任务列表:
[1] 根据下面的TensorFlow代码讲解，回答以下问题：
(a) 该文件调用了哪两个文件？
(b) TensorFlow底层使用了哪个项目来解析flags？
(c) learning_rate的默认值是多少？
[2] 接着下面的TensorFlow代码讲解往下写，从step1那段之后写起。

文本节选:

-.-.-

该文件调用了model.py文件和utils.py文件。

step0：执行main函数之前首先进行flags的解析，TensorFlow底层使用了python-gflags项目，然后封装成tf.app.flags接口，也就是说TensorFlow通过设置flags来传递tf.app.run()所需要的参数，我们可以直接在程序运行前初始化flags，也可以在运行程序的时候设置命令行参数来达到传参的目的。

这里主要设置了：

epoch：迭代次数
learning_rate：学习速率，默认是0.002
beta1
train_size
batch_size：每次迭代的图像数量
input_height：需要指定输入图像的高
input_width：需要指定输入图像的宽
output_height：需要指定输出图像的高
output_width：需要指定输出图像的宽
dataset：需要指定处理哪个数据集
input_fname_pattern
checkpoint_dir
sample_dir
train：True for training, False for testing
crop：True for training, False for testing
visualize

step1：首先是打印参数数据，然后判断输入图像的输出图像的宽是否指定，如果没有指定，则等于其图像的高。

-.-.-

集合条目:
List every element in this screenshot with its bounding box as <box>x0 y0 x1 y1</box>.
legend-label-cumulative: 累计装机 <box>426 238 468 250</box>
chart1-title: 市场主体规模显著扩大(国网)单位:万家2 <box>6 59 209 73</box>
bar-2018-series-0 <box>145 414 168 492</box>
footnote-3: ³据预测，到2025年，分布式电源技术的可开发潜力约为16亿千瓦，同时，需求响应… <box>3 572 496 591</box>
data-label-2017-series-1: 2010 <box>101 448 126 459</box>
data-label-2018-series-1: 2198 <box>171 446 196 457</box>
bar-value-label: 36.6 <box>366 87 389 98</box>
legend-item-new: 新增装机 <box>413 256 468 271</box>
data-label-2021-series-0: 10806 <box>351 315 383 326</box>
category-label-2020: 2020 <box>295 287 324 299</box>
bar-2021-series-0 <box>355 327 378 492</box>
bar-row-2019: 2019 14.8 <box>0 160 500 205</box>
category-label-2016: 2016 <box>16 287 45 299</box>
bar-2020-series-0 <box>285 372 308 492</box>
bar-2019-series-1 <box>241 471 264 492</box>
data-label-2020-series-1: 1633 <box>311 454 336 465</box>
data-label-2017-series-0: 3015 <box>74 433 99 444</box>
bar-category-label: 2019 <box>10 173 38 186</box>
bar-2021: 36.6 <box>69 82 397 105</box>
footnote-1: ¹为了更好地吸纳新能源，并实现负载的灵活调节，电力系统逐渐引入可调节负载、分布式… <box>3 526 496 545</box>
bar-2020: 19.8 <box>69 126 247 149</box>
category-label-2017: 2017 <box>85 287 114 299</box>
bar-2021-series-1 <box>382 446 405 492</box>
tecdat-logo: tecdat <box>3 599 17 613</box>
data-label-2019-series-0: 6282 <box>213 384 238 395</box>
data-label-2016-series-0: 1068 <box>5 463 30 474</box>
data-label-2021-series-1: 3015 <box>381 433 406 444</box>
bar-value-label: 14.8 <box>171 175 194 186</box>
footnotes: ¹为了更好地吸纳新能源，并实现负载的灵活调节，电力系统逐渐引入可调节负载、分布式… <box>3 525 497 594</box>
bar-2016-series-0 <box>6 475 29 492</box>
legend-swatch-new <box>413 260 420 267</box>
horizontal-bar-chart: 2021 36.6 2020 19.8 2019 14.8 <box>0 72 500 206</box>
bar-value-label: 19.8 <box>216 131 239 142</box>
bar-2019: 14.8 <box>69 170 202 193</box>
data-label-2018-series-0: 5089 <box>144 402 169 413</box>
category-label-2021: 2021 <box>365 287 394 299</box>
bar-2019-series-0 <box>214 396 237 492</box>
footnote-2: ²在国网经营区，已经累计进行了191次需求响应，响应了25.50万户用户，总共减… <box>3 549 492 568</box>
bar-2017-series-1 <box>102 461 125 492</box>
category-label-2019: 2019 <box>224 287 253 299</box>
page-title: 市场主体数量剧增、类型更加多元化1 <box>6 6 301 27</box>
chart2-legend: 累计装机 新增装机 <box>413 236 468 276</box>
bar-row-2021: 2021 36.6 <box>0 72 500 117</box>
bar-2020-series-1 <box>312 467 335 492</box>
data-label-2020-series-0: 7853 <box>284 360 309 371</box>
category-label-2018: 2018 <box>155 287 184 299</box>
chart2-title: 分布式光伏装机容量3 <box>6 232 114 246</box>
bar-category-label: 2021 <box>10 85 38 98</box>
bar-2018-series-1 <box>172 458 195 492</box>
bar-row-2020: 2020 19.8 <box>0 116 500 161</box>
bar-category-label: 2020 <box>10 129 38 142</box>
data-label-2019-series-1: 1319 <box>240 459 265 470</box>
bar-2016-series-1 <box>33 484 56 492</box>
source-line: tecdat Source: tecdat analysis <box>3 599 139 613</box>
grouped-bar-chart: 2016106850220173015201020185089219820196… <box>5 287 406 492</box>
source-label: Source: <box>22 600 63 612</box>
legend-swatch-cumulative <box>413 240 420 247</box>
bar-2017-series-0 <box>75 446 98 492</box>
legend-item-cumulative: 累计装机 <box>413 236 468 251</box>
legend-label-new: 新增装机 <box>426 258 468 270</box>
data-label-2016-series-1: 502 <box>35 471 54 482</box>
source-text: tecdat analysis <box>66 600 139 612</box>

-.-.-

依次作答:
[1]
(a) model.py文件和utils.py文件。
(b) python-gflags项目。
(c) 0.002。

[2]
step2：然后判断checkpoint和sample的文件是否存在，不存在则创建。

step3：然后是设置session参数。tf.ConfigProto一般用在创建session的时候，用来对session进行参数配置，详细内容可见这篇博客。

#tf.ConfigProto()的参数：
log_device_placement=True : 是否打印设备分配日志
allow_soft_placement=True ： 如果你指定的设备不存在，允许TF自动分配设备
tf.ConfigProto(log_device_placement=True,allow_soft_placement=True)控制GPU资源使用率：
#allow growth
config = tf.ConfigProto()
config.gpu_options.allow_growth = True
session = tf.Session(config=config, ...)
# 使用allow_growth option，刚一开始分配少量的GPU容量，然后按需慢慢的增加，由于不会释放内存，所以会导致碎片

step4：运行session，首先判断处理的是哪个数据集，然后对应使用不同参数的DCGAN类，这个类会在model.py文件中定义。

step5：show所有与训练相关的变量。

step6：判断是训练还是测试，如果是训练，则进行训练；如果不是，判断是否有训练好的model，然后进行测试，如果没有先训练，则会提示“[!] Train a model first, then run test mode”。

step7：最后进行可视化，visualize(sess, dcgan, FLAGS, OPTION)。

main.py主要是调用前面定义好的模型、图像处理方法，来进行训练测试，程序的入口。

2.3.2 utils.py

源代码（250行）：

"""
Some codes from https://github.com/Newmu/dcgan_code
"""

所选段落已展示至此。